Collection entries >>
== == ==

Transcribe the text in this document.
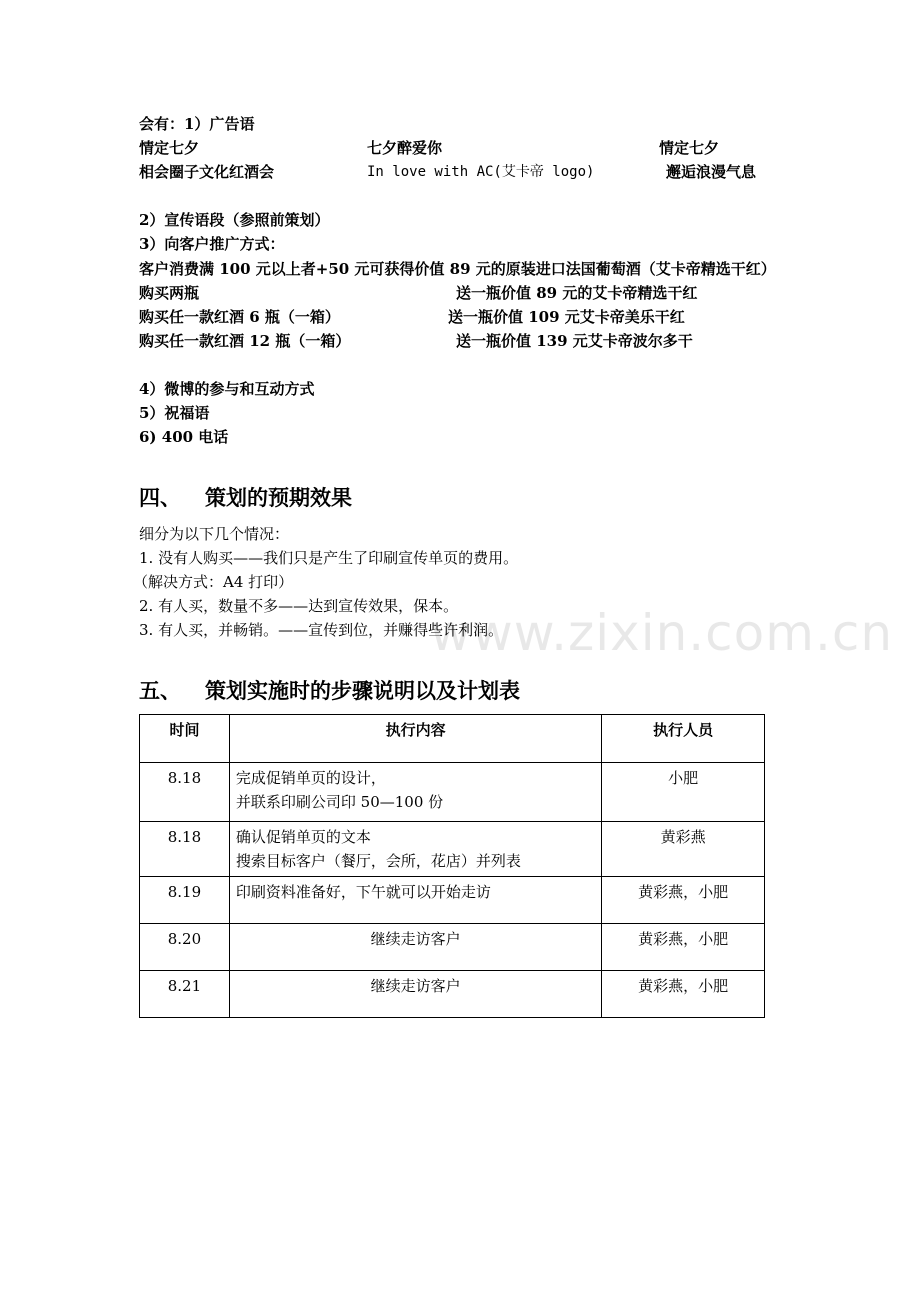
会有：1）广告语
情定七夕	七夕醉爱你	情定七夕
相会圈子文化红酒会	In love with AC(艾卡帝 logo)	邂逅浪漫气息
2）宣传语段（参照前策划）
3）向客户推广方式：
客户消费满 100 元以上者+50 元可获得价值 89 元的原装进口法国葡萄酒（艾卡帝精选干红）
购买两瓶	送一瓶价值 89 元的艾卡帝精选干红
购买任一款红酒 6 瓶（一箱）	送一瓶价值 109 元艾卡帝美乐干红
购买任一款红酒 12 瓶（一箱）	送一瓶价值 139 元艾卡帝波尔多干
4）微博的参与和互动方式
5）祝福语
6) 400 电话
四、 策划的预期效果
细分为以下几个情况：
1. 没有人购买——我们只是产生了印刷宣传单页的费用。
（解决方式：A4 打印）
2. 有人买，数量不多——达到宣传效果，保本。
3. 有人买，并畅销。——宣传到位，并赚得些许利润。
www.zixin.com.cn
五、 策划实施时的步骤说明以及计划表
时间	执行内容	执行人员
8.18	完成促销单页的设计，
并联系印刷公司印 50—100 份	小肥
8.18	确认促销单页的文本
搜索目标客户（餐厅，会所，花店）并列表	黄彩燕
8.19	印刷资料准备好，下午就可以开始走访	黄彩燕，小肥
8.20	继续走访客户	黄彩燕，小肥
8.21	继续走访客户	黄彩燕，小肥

== == ==

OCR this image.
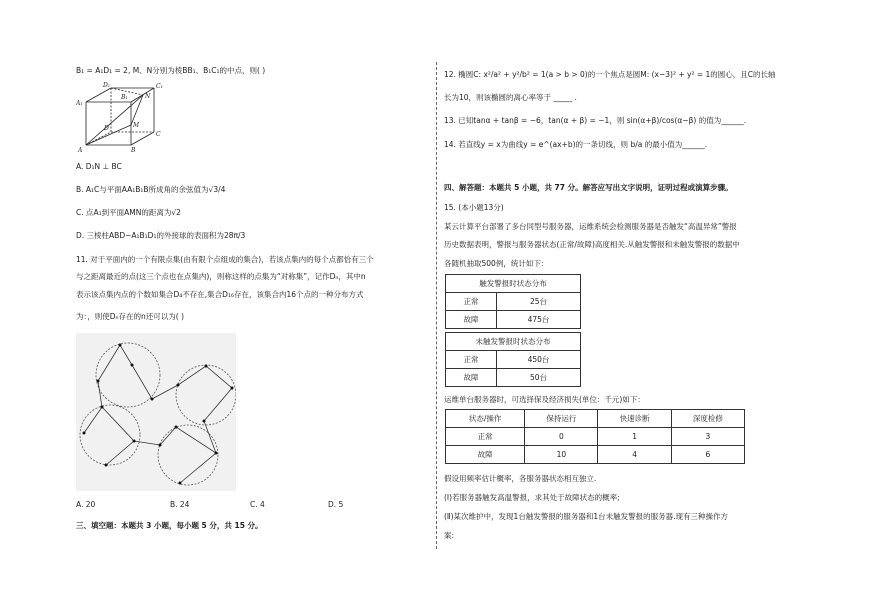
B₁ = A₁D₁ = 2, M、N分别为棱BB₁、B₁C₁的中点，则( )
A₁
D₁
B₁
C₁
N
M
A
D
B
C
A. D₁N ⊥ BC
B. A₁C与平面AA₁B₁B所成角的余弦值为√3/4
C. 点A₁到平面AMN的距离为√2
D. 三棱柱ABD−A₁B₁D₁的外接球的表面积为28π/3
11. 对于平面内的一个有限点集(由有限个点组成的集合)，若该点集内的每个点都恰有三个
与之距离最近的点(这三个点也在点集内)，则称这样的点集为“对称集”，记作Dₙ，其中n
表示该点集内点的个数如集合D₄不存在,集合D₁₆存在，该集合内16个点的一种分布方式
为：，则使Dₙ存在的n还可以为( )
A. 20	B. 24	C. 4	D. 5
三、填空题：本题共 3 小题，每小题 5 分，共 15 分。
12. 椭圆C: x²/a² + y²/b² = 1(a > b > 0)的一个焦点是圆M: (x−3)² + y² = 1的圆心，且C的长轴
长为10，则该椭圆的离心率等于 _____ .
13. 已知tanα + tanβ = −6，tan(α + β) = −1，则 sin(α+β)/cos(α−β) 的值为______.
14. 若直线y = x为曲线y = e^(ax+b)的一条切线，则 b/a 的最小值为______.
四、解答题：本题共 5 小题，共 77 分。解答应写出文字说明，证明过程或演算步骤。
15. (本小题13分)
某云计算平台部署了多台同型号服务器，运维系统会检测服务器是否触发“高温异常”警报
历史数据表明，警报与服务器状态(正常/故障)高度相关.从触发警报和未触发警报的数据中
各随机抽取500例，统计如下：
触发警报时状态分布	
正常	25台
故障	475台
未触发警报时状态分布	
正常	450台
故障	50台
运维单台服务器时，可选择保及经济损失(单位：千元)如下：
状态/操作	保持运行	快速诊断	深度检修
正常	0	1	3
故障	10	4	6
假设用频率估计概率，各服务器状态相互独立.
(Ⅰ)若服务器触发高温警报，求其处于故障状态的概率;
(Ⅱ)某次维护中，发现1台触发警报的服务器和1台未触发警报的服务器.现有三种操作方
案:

== == ==

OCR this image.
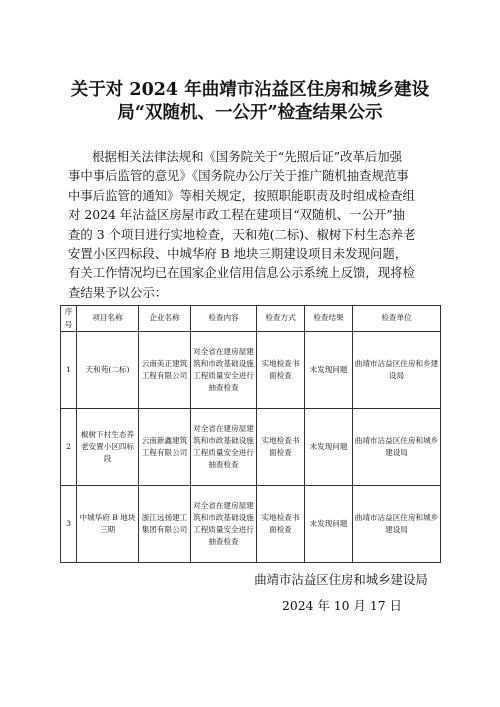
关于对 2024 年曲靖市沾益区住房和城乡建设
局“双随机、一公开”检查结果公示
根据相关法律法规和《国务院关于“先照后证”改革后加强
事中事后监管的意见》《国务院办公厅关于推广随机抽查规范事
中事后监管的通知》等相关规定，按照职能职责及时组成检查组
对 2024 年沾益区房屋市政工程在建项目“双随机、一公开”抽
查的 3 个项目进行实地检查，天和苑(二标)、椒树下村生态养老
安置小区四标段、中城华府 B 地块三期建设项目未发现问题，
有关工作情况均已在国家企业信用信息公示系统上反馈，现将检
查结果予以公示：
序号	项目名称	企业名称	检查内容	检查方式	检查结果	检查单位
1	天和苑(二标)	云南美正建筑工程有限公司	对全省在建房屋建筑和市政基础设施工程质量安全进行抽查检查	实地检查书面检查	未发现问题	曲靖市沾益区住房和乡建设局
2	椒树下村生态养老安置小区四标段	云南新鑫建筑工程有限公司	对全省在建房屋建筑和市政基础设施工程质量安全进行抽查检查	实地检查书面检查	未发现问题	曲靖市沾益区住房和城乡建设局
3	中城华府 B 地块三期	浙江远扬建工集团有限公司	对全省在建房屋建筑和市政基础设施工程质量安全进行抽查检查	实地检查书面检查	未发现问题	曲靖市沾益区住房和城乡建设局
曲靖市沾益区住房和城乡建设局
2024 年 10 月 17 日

== == ==

Pick each line holding the word "送一瓶价值" out of the data and copy it.

FULL OUTPUT >>
购买两瓶	送一瓶价值 89 元的艾卡帝精选干红
购买任一款红酒 6 瓶（一箱）	送一瓶价值 109 元艾卡帝美乐干红
购买任一款红酒 12 瓶（一箱）	送一瓶价值 139 元艾卡帝波尔多干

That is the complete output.